**WHAT THE EXERCISE ASKS**: Transcribe the entries below exactly.

--- start of ITEMS ---

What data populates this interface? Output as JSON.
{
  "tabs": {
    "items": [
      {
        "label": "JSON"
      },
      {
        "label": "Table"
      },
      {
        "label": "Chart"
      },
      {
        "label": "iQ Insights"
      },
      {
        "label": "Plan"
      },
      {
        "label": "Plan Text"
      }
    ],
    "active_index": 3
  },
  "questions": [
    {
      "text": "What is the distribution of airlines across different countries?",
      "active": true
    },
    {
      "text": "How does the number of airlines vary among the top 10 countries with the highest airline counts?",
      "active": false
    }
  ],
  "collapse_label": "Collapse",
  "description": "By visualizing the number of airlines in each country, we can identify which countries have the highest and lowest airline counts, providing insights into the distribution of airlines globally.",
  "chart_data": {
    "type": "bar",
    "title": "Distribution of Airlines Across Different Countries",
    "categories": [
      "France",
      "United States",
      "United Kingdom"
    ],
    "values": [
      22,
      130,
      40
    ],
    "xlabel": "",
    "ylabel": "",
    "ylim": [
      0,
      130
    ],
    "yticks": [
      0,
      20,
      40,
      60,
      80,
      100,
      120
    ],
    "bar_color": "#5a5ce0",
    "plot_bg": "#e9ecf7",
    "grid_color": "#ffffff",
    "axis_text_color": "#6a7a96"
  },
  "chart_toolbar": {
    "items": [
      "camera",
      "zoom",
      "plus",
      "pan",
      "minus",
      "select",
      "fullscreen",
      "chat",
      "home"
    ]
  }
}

--- end of ITEMS ---

**TASK RESPONSE**:
What data populates this interface? Output as JSON.
{
  "tabs": {
    "items": [
      {
        "label": "JSON"
      },
      {
        "label": "Table"
      },
      {
        "label": "Chart"
      },
      {
        "label": "iQ Insights"
      },
      {
        "label": "Plan"
      },
      {
        "label": "Plan Text"
      }
    ],
    "active_index": 3
  },
  "questions": [
    {
      "text": "What is the distribution of airlines across different countries?",
      "active": true
    },
    {
      "text": "How does the number of airlines vary among the top 10 countries with the highest airline counts?",
      "active": false
    }
  ],
  "collapse_label": "Collapse",
  "description": "By visualizing the number of airlines in each country, we can identify which countries have the highest and lowest airline counts, providing insights into the distribution of airlines globally.",
  "chart_data": {
    "type": "bar",
    "title": "Distribution of Airlines Across Different Countries",
    "categories": [
      "France",
      "United States",
      "United Kingdom"
    ],
    "values": [
      22,
      130,
      40
    ],
    "xlabel": "",
    "ylabel": "",
    "ylim": [
      0,
      130
    ],
    "yticks": [
      0,
      20,
      40,
      60,
      80,
      100,
      120
    ],
    "bar_color": "#5a5ce0",
    "plot_bg": "#e9ecf7",
    "grid_color": "#ffffff",
    "axis_text_color": "#6a7a96"
  },
  "chart_toolbar": {
    "items": [
      "camera",
      "zoom",
      "plus",
      "pan",
      "minus",
      "select",
      "fullscreen",
      "chat",
      "home"
    ]
  }
}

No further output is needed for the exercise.